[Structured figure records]
^^^^^^^^
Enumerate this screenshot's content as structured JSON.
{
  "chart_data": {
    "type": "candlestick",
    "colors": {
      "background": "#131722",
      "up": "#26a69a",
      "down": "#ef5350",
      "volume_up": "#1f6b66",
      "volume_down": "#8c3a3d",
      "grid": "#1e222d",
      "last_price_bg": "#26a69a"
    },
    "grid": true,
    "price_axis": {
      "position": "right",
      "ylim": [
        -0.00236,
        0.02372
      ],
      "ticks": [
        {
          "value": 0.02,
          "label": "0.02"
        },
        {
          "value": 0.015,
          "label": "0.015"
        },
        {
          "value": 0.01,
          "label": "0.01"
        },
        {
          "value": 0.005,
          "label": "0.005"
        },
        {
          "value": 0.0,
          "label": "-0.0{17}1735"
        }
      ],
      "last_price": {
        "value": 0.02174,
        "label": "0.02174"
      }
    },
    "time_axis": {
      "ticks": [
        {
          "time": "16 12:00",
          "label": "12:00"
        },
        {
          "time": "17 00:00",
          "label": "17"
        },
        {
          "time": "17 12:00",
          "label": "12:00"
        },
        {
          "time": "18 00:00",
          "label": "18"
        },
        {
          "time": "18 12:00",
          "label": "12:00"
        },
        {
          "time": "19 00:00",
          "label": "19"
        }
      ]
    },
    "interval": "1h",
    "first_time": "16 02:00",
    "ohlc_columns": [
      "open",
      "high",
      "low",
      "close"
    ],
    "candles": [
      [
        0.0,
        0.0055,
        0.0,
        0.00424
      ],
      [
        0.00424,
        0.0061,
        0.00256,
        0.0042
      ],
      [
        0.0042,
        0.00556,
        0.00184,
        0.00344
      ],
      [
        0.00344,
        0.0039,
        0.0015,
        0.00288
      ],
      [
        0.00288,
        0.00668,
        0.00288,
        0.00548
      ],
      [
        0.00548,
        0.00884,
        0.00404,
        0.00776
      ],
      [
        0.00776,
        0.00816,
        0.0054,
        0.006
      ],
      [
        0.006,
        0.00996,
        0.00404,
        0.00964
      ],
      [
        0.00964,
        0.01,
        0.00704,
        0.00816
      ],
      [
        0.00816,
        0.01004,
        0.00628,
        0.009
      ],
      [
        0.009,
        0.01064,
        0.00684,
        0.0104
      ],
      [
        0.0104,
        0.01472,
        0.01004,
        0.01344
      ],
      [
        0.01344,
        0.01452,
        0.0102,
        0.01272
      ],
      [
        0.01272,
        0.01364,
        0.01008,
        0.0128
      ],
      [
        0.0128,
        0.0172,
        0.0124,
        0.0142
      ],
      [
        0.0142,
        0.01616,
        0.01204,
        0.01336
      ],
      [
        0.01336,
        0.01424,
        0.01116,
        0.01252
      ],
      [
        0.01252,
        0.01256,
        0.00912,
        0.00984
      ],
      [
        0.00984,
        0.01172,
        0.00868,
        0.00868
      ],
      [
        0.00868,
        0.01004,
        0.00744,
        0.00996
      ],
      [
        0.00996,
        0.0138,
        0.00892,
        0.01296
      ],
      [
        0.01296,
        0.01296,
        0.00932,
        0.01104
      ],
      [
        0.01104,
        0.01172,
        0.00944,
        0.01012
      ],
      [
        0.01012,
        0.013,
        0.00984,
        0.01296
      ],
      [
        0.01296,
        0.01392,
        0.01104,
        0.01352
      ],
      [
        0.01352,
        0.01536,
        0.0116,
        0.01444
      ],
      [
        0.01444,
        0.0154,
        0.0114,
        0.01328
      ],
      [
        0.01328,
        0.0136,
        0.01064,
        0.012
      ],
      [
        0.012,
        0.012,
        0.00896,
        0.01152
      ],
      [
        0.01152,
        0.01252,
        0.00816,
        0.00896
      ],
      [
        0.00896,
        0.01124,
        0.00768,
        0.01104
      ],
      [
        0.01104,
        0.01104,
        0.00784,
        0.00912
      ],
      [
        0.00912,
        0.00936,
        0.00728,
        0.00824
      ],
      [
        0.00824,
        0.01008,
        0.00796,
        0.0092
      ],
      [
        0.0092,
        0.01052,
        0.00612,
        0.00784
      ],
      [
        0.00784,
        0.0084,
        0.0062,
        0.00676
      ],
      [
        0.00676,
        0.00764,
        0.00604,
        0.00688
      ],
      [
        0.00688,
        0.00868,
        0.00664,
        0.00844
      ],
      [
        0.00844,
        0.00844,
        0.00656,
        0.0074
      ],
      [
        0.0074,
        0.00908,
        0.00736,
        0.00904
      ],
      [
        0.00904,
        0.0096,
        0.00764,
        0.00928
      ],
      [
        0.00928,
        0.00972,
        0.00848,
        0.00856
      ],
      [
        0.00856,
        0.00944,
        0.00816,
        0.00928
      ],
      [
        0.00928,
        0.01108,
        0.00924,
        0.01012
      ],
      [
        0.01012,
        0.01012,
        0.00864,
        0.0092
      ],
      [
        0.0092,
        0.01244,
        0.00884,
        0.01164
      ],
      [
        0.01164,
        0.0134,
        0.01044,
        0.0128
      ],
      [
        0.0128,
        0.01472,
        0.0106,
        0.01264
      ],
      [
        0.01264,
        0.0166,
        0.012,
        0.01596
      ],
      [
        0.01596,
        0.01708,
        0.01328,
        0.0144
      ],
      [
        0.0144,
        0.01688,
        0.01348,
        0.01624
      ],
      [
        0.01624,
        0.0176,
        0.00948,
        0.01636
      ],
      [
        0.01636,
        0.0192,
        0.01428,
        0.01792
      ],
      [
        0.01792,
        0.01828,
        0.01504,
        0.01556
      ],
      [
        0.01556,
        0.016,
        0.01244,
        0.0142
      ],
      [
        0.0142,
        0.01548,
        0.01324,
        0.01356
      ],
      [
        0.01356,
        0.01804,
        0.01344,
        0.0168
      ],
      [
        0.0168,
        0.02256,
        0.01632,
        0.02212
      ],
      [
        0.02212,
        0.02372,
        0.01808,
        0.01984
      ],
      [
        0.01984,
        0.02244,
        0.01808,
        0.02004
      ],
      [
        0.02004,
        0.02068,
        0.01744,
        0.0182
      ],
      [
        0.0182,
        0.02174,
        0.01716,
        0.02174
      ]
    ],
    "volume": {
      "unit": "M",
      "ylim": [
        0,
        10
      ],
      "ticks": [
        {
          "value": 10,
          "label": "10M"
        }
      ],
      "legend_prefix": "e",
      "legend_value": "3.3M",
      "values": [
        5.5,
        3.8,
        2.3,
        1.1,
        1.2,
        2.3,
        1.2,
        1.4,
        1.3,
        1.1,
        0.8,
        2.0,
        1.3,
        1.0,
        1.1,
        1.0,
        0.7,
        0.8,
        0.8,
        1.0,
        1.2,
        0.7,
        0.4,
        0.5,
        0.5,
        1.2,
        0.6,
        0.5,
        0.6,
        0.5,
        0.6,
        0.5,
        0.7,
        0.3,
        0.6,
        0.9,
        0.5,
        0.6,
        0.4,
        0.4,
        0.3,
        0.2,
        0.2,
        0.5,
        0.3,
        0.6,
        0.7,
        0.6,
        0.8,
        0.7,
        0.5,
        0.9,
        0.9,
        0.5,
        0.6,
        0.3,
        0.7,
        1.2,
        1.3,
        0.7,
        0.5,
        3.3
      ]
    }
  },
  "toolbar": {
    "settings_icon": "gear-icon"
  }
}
^^^^^^^^
- **Given instruction**:
Repeat every entry word for word.

- **Task result**:
Enumerate this screenshot's content as structured JSON.
{
  "chart_data": {
    "type": "candlestick",
    "colors": {
      "background": "#131722",
      "up": "#26a69a",
      "down": "#ef5350",
      "volume_up": "#1f6b66",
      "volume_down": "#8c3a3d",
      "grid": "#1e222d",
      "last_price_bg": "#26a69a"
    },
    "grid": true,
    "price_axis": {
      "position": "right",
      "ylim": [
        -0.00236,
        0.02372
      ],
      "ticks": [
        {
          "value": 0.02,
          "label": "0.02"
        },
        {
          "value": 0.015,
          "label": "0.015"
        },
        {
          "value": 0.01,
          "label": "0.01"
        },
        {
          "value": 0.005,
          "label": "0.005"
        },
        {
          "value": 0.0,
          "label": "-0.0{17}1735"
        }
      ],
      "last_price": {
        "value": 0.02174,
        "label": "0.02174"
      }
    },
    "time_axis": {
      "ticks": [
        {
          "time": "16 12:00",
          "label": "12:00"
        },
        {
          "time": "17 00:00",
          "label": "17"
        },
        {
          "time": "17 12:00",
          "label": "12:00"
        },
        {
          "time": "18 00:00",
          "label": "18"
        },
        {
          "time": "18 12:00",
          "label": "12:00"
        },
        {
          "time": "19 00:00",
          "label": "19"
        }
      ]
    },
    "interval": "1h",
    "first_time": "16 02:00",
    "ohlc_columns": [
      "open",
      "high",
      "low",
      "close"
    ],
    "candles": [
      [
        0.0,
        0.0055,
        0.0,
        0.00424
      ],
      [
        0.00424,
        0.0061,
        0.00256,
        0.0042
      ],
      [
        0.0042,
        0.00556,
        0.00184,
        0.00344
      ],
      [
        0.00344,
        0.0039,
        0.0015,
        0.00288
      ],
      [
        0.00288,
        0.00668,
        0.00288,
        0.00548
      ],
      [
        0.00548,
        0.00884,
        0.00404,
        0.00776
      ],
      [
        0.00776,
        0.00816,
        0.0054,
        0.006
      ],
      [
        0.006,
        0.00996,
        0.00404,
        0.00964
      ],
      [
        0.00964,
        0.01,
        0.00704,
        0.00816
      ],
      [
        0.00816,
        0.01004,
        0.00628,
        0.009
      ],
      [
        0.009,
        0.01064,
        0.00684,
        0.0104
      ],
      [
        0.0104,
        0.01472,
        0.01004,
        0.01344
      ],
      [
        0.01344,
        0.01452,
        0.0102,
        0.01272
      ],
      [
        0.01272,
        0.01364,
        0.01008,
        0.0128
      ],
      [
        0.0128,
        0.0172,
        0.0124,
        0.0142
      ],
      [
        0.0142,
        0.01616,
        0.01204,
        0.01336
      ],
      [
        0.01336,
        0.01424,
        0.01116,
        0.01252
      ],
      [
        0.01252,
        0.01256,
        0.00912,
        0.00984
      ],
      [
        0.00984,
        0.01172,
        0.00868,
        0.00868
      ],
      [
        0.00868,
        0.01004,
        0.00744,
        0.00996
      ],
      [
        0.00996,
        0.0138,
        0.00892,
        0.01296
      ],
      [
        0.01296,
        0.01296,
        0.00932,
        0.01104
      ],
      [
        0.01104,
        0.01172,
        0.00944,
        0.01012
      ],
      [
        0.01012,
        0.013,
        0.00984,
        0.01296
      ],
      [
        0.01296,
        0.01392,
        0.01104,
        0.01352
      ],
      [
        0.01352,
        0.01536,
        0.0116,
        0.01444
      ],
      [
        0.01444,
        0.0154,
        0.0114,
        0.01328
      ],
      [
        0.01328,
        0.0136,
        0.01064,
        0.012
      ],
      [
        0.012,
        0.012,
        0.00896,
        0.01152
      ],
      [
        0.01152,
        0.01252,
        0.00816,
        0.00896
      ],
      [
        0.00896,
        0.01124,
        0.00768,
        0.01104
      ],
      [
        0.01104,
        0.01104,
        0.00784,
        0.00912
      ],
      [
        0.00912,
        0.00936,
        0.00728,
        0.00824
      ],
      [
        0.00824,
        0.01008,
        0.00796,
        0.0092
      ],
      [
        0.0092,
        0.01052,
        0.00612,
        0.00784
      ],
      [
        0.00784,
        0.0084,
        0.0062,
        0.00676
      ],
      [
        0.00676,
        0.00764,
        0.00604,
        0.00688
      ],
      [
        0.00688,
        0.00868,
        0.00664,
        0.00844
      ],
      [
        0.00844,
        0.00844,
        0.00656,
        0.0074
      ],
      [
        0.0074,
        0.00908,
        0.00736,
        0.00904
      ],
      [
        0.00904,
        0.0096,
        0.00764,
        0.00928
      ],
      [
        0.00928,
        0.00972,
        0.00848,
        0.00856
      ],
      [
        0.00856,
        0.00944,
        0.00816,
        0.00928
      ],
      [
        0.00928,
        0.01108,
        0.00924,
        0.01012
      ],
      [
        0.01012,
        0.01012,
        0.00864,
        0.0092
      ],
      [
        0.0092,
        0.01244,
        0.00884,
        0.01164
      ],
      [
        0.01164,
        0.0134,
        0.01044,
        0.0128
      ],
      [
        0.0128,
        0.01472,
        0.0106,
        0.01264
      ],
      [
        0.01264,
        0.0166,
        0.012,
        0.01596
      ],
      [
        0.01596,
        0.01708,
        0.01328,
        0.0144
      ],
      [
        0.0144,
        0.01688,
        0.01348,
        0.01624
      ],
      [
        0.01624,
        0.0176,
        0.00948,
        0.01636
      ],
      [
        0.01636,
        0.0192,
        0.01428,
        0.01792
      ],
      [
        0.01792,
        0.01828,
        0.01504,
        0.01556
      ],
      [
        0.01556,
        0.016,
        0.01244,
        0.0142
      ],
      [
        0.0142,
        0.01548,
        0.01324,
        0.01356
      ],
      [
        0.01356,
        0.01804,
        0.01344,
        0.0168
      ],
      [
        0.0168,
        0.02256,
        0.01632,
        0.02212
      ],
      [
        0.02212,
        0.02372,
        0.01808,
        0.01984
      ],
      [
        0.01984,
        0.02244,
        0.01808,
        0.02004
      ],
      [
        0.02004,
        0.02068,
        0.01744,
        0.0182
      ],
      [
        0.0182,
        0.02174,
        0.01716,
        0.02174
      ]
    ],
    "volume": {
      "unit": "M",
      "ylim": [
        0,
        10
      ],
      "ticks": [
        {
          "value": 10,
          "label": "10M"
        }
      ],
      "legend_prefix": "e",
      "legend_value": "3.3M",
      "values": [
        5.5,
        3.8,
        2.3,
        1.1,
        1.2,
        2.3,
        1.2,
        1.4,
        1.3,
        1.1,
        0.8,
        2.0,
        1.3,
        1.0,
        1.1,
        1.0,
        0.7,
        0.8,
        0.8,
        1.0,
        1.2,
        0.7,
        0.4,
        0.5,
        0.5,
        1.2,
        0.6,
        0.5,
        0.6,
        0.5,
        0.6,
        0.5,
        0.7,
        0.3,
        0.6,
        0.9,
        0.5,
        0.6,
        0.4,
        0.4,
        0.3,
        0.2,
        0.2,
        0.5,
        0.3,
        0.6,
        0.7,
        0.6,
        0.8,
        0.7,
        0.5,
        0.9,
        0.9,
        0.5,
        0.6,
        0.3,
        0.7,
        1.2,
        1.3,
        0.7,
        0.5,
        3.3
      ]
    }
  },
  "toolbar": {
    "settings_icon": "gear-icon"
  }
}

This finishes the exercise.